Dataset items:
┄┄┄┄┄┄┄┄┄┄

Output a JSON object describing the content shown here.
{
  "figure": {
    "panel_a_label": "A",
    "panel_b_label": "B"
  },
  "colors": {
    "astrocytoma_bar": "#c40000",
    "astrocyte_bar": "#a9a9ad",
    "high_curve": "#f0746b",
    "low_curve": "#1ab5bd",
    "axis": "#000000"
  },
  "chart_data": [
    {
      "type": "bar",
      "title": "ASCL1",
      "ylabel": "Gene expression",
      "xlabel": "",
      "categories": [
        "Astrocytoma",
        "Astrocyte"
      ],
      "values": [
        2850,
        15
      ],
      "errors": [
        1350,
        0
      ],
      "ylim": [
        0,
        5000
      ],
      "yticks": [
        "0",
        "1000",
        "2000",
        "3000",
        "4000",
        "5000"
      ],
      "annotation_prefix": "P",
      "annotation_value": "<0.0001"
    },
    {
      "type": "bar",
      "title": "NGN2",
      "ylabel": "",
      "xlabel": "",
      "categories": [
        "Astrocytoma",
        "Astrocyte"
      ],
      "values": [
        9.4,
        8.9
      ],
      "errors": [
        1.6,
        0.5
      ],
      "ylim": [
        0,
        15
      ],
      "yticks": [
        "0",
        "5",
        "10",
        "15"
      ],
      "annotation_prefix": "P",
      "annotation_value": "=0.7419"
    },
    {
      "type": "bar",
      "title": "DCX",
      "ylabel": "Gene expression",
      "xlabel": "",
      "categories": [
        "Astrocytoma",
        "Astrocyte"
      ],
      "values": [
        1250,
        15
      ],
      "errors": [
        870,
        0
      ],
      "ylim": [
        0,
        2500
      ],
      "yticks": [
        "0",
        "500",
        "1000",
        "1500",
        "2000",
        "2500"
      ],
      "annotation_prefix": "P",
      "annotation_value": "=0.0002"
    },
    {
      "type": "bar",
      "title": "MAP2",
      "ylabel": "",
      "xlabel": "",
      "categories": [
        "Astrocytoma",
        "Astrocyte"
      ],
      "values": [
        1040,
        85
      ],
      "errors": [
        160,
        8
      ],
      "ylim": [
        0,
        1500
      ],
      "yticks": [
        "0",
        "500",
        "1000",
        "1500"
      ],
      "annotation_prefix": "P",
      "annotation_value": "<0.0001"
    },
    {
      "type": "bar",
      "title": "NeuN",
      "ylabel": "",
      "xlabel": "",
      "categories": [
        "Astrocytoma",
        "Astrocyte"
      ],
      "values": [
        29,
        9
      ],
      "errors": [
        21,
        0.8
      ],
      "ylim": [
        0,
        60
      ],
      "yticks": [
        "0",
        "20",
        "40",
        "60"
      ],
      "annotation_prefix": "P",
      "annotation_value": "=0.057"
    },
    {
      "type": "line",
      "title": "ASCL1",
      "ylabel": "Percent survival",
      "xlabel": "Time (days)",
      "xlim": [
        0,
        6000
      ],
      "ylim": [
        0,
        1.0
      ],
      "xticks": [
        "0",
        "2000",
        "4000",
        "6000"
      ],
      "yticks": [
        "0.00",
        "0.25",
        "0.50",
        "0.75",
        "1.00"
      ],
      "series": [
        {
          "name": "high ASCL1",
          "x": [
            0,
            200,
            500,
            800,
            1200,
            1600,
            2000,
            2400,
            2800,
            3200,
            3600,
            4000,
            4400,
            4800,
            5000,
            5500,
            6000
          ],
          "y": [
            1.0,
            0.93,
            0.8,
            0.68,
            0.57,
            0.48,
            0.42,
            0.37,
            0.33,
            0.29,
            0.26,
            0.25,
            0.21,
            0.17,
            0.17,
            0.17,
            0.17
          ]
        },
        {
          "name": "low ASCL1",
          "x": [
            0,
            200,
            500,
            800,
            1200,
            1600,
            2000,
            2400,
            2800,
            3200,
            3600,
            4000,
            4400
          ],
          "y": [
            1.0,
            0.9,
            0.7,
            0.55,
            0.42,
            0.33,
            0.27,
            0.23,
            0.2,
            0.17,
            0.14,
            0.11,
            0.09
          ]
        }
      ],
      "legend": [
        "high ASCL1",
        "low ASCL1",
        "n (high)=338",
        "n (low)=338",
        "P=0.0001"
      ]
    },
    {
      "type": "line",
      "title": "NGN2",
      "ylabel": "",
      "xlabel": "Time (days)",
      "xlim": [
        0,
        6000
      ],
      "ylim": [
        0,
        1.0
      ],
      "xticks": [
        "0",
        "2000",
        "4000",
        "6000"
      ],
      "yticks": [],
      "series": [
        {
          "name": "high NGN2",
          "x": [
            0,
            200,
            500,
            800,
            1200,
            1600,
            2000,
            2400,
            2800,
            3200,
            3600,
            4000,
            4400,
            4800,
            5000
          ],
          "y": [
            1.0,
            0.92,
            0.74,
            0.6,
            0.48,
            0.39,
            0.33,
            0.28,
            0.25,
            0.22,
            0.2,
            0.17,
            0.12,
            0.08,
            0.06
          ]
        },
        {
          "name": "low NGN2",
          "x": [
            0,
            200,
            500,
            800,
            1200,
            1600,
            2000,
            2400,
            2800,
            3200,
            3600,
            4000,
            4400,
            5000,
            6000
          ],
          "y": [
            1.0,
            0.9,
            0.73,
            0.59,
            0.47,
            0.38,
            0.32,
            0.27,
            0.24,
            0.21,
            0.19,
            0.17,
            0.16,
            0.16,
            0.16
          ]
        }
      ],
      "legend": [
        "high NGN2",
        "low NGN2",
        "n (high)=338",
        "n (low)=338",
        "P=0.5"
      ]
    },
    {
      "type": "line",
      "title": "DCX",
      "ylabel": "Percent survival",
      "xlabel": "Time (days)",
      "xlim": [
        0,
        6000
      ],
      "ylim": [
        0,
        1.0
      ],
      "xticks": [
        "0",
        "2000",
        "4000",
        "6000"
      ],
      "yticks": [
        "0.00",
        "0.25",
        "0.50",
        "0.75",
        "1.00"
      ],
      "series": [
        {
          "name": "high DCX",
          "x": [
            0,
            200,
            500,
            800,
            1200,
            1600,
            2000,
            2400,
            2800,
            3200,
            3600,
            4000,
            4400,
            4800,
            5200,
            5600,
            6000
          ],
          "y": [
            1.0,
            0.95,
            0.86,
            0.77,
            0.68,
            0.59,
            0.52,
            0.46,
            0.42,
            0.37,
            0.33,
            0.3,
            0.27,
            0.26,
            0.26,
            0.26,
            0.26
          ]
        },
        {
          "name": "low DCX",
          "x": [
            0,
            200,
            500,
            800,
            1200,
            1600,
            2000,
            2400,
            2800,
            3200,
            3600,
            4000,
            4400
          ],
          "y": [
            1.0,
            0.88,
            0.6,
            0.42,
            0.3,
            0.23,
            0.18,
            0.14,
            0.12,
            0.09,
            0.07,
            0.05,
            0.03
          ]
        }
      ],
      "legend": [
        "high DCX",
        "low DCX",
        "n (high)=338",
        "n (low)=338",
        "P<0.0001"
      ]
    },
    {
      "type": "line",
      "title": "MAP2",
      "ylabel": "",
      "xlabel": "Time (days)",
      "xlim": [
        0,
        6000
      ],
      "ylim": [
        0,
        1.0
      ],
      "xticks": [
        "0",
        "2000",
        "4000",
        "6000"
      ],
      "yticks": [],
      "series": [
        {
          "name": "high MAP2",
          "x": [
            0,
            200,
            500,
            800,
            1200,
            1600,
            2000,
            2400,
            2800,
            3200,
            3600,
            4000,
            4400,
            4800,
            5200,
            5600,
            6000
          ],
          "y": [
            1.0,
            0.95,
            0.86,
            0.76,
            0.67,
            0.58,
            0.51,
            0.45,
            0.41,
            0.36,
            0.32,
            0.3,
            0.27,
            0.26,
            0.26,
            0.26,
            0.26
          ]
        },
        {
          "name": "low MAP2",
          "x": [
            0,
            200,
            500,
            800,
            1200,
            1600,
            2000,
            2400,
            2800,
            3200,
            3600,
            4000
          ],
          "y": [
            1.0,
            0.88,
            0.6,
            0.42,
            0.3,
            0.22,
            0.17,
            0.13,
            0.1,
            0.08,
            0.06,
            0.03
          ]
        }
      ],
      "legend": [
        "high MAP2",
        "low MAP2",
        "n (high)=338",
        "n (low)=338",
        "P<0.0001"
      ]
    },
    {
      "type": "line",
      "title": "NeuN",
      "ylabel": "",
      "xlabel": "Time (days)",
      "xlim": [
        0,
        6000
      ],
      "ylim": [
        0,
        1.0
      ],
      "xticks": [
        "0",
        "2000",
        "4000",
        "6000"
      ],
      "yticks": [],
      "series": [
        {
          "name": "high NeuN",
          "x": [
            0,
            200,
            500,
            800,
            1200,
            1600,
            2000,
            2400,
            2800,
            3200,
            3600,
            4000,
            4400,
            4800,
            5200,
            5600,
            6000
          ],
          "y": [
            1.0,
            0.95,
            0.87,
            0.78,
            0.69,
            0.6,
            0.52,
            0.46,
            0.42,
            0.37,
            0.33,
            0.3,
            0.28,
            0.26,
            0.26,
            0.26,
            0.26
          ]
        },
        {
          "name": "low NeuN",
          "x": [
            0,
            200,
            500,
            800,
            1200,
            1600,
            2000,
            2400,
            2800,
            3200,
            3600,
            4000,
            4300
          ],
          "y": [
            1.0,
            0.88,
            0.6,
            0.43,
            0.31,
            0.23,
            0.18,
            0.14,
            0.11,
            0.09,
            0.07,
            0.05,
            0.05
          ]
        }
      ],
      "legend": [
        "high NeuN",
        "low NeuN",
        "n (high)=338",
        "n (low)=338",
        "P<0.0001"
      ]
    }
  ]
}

┄┄┄┄┄┄┄┄┄┄

(Task brief) From the records above, copy every line that holds the word "NeuN".

(Response to this task)
      "title": "NeuN",
      "title": "NeuN",
          "name": "high NeuN",
          "name": "low NeuN",
        "high NeuN",
        "low NeuN",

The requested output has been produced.